◆ **Records excerpted from a collection**:
* * * * * * * * *

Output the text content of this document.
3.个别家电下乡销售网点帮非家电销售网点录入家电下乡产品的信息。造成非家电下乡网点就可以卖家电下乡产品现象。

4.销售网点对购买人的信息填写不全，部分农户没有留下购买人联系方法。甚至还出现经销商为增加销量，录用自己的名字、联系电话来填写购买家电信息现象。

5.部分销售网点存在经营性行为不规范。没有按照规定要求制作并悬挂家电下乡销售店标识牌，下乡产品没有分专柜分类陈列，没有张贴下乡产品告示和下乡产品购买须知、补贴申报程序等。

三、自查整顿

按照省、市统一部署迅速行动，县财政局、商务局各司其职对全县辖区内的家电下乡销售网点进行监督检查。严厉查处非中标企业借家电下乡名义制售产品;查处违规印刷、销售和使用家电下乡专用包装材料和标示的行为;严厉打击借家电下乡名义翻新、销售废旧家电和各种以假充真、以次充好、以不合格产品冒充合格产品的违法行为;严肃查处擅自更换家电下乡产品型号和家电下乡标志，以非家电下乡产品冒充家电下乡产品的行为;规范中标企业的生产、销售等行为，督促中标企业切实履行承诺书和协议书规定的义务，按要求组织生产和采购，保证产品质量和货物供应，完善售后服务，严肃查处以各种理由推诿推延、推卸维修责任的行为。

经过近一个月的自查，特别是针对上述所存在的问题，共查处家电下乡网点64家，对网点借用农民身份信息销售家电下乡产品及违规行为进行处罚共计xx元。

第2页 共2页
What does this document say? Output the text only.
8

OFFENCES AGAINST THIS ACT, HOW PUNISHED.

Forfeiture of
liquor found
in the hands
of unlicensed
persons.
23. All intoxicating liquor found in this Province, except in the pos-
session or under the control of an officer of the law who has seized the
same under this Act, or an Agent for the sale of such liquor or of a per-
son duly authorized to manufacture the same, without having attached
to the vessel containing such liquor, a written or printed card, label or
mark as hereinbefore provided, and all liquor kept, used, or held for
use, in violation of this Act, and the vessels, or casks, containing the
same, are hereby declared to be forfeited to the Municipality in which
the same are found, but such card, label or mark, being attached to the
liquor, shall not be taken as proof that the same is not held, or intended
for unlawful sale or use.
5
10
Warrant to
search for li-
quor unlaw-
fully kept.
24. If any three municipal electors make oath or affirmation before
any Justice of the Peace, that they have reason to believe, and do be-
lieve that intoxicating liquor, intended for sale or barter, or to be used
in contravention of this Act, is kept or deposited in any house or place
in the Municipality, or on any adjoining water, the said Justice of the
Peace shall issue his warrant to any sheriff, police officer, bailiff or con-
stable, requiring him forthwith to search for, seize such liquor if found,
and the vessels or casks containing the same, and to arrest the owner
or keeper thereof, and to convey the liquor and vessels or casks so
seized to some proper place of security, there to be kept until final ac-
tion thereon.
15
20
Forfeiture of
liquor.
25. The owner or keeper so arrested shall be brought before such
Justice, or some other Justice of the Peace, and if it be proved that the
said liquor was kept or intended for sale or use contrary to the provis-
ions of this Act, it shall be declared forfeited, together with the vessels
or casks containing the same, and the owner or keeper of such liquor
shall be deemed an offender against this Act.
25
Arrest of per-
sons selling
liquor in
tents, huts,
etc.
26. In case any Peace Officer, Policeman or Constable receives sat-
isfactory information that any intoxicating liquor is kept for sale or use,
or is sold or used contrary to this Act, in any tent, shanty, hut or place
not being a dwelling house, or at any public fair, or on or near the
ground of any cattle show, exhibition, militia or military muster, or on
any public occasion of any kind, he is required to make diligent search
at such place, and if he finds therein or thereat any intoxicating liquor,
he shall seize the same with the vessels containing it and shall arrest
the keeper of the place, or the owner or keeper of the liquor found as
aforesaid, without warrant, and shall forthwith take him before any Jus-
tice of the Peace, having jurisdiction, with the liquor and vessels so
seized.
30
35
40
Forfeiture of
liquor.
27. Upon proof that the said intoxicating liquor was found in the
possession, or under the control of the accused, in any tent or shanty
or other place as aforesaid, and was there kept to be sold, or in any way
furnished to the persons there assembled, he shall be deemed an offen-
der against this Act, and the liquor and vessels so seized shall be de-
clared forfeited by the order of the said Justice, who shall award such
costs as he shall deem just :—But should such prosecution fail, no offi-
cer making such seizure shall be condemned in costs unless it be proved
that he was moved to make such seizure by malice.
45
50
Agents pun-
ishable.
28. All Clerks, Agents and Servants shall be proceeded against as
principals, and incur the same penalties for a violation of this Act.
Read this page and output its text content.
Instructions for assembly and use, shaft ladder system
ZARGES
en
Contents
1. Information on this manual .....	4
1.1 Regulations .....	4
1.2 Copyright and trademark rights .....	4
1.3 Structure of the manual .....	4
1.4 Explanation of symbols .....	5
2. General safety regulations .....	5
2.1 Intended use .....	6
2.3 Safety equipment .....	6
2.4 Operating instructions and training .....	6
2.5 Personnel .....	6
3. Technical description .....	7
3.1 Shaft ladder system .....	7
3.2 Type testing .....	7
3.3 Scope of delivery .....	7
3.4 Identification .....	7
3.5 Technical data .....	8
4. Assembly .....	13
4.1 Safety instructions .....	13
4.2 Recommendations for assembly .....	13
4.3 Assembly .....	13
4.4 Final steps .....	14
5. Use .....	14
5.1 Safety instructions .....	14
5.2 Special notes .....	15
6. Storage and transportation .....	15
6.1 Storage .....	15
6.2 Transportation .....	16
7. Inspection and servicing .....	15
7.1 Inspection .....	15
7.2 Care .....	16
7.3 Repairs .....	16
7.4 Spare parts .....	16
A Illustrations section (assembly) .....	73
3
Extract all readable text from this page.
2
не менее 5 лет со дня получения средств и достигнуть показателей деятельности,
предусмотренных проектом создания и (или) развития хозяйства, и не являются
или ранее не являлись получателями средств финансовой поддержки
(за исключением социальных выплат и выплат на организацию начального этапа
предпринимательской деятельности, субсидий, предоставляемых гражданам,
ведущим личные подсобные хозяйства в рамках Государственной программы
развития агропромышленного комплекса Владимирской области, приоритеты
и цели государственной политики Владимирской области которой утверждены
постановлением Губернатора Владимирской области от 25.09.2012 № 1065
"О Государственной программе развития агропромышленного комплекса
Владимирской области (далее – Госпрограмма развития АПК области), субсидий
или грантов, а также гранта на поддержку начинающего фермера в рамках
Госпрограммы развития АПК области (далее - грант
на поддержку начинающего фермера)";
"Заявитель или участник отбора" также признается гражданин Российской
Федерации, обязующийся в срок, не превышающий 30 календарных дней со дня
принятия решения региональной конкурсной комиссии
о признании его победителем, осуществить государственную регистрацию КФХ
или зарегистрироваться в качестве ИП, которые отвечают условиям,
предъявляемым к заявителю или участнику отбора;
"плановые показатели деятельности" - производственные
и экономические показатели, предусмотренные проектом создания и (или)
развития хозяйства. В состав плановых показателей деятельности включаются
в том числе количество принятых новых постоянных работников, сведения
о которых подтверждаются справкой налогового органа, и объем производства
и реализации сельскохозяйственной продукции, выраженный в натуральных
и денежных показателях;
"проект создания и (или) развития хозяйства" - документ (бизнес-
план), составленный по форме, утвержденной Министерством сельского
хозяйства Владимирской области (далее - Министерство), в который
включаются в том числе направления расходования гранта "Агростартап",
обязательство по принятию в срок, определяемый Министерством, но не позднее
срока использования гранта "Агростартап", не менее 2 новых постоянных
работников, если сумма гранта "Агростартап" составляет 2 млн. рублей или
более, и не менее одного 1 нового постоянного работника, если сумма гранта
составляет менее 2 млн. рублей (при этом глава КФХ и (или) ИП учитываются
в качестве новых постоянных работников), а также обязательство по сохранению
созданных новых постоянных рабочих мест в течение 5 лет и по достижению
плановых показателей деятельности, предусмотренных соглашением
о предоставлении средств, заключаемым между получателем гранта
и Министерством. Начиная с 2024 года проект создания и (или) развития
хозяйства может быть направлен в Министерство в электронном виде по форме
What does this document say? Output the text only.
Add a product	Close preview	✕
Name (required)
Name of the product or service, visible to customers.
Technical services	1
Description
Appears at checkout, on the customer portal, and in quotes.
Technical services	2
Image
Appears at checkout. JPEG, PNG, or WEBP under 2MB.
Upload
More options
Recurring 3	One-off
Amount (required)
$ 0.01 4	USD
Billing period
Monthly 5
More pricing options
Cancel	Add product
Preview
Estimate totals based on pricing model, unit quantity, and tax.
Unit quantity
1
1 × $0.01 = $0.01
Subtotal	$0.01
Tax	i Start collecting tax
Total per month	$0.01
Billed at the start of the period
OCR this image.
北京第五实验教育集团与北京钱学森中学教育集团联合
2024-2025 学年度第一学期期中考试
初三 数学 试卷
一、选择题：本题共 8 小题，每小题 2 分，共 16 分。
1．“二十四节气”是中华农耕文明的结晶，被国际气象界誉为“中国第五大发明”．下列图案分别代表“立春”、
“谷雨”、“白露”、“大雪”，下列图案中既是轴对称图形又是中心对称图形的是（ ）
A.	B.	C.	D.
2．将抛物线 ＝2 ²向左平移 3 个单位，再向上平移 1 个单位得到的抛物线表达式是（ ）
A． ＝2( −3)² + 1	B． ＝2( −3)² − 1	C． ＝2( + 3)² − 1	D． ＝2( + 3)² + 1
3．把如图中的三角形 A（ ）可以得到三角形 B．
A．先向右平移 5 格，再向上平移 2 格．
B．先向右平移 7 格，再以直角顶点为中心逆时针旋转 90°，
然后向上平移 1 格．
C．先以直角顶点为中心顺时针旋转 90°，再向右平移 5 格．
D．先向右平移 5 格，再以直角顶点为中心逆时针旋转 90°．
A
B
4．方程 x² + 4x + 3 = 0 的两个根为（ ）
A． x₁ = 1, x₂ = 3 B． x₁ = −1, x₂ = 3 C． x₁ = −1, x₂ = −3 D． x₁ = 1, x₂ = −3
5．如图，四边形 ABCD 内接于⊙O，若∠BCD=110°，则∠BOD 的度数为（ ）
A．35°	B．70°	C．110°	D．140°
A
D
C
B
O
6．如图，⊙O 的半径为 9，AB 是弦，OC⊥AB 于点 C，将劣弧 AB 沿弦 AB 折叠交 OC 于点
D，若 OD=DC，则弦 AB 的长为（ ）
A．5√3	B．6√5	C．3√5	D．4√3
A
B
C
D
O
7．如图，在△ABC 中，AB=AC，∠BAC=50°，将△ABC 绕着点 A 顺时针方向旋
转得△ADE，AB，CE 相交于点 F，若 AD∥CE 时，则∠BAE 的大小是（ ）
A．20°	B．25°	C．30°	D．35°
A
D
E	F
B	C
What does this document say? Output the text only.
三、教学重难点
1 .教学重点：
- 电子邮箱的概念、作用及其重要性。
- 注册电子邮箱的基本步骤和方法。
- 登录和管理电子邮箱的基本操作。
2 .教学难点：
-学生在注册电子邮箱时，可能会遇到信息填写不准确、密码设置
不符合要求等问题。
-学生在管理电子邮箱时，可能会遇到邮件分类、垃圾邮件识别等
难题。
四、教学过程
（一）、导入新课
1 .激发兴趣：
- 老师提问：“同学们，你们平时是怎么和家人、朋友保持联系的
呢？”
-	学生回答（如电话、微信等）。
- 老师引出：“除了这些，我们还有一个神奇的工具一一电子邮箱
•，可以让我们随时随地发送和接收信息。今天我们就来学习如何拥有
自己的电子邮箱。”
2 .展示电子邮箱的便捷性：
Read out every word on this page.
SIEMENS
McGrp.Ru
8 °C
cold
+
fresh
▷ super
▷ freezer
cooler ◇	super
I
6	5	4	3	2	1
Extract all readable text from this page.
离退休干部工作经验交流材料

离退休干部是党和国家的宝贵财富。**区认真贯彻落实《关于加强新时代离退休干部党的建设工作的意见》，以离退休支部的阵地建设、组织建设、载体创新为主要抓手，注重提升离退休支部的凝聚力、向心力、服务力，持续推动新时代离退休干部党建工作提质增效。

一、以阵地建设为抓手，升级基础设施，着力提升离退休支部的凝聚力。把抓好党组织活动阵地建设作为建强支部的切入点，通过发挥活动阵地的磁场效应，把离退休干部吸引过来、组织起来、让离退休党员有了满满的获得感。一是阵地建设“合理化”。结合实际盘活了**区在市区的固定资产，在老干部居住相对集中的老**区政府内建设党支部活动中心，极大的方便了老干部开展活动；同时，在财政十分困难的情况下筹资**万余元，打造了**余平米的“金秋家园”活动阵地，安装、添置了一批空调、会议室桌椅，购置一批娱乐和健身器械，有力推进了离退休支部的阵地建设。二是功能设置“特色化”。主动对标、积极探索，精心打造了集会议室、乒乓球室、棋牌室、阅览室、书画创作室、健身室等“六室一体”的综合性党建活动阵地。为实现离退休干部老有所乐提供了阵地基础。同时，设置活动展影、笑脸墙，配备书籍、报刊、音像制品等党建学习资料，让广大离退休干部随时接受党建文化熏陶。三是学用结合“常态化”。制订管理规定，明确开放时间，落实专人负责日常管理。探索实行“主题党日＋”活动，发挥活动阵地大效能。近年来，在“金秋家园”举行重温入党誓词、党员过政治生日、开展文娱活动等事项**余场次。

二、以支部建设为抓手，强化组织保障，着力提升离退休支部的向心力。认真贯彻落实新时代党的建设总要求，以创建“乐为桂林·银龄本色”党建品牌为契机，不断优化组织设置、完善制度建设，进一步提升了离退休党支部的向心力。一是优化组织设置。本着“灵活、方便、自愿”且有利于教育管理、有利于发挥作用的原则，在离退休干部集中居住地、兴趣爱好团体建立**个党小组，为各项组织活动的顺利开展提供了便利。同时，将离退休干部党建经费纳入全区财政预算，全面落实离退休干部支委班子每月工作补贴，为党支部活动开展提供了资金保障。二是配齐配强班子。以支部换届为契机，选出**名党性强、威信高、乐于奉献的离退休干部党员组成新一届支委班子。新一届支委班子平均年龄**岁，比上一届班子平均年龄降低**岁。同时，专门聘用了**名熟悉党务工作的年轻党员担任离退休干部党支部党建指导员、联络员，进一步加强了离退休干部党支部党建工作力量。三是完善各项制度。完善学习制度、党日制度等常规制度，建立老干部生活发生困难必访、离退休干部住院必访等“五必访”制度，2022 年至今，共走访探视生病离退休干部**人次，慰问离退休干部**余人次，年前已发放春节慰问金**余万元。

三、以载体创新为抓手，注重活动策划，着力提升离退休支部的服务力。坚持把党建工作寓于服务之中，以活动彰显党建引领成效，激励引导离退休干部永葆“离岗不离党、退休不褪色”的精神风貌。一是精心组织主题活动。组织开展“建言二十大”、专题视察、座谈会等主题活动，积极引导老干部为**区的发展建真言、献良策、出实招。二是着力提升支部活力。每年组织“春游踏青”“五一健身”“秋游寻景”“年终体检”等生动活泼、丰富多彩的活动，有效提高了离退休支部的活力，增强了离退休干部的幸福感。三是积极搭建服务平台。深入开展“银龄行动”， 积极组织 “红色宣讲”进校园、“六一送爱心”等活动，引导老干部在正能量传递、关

* * * * * * * * *

◆ **Stated exercise**: Determine the number of lines in the records that include the string "having", and respond with that number only.

◆ **Exercise response**: 2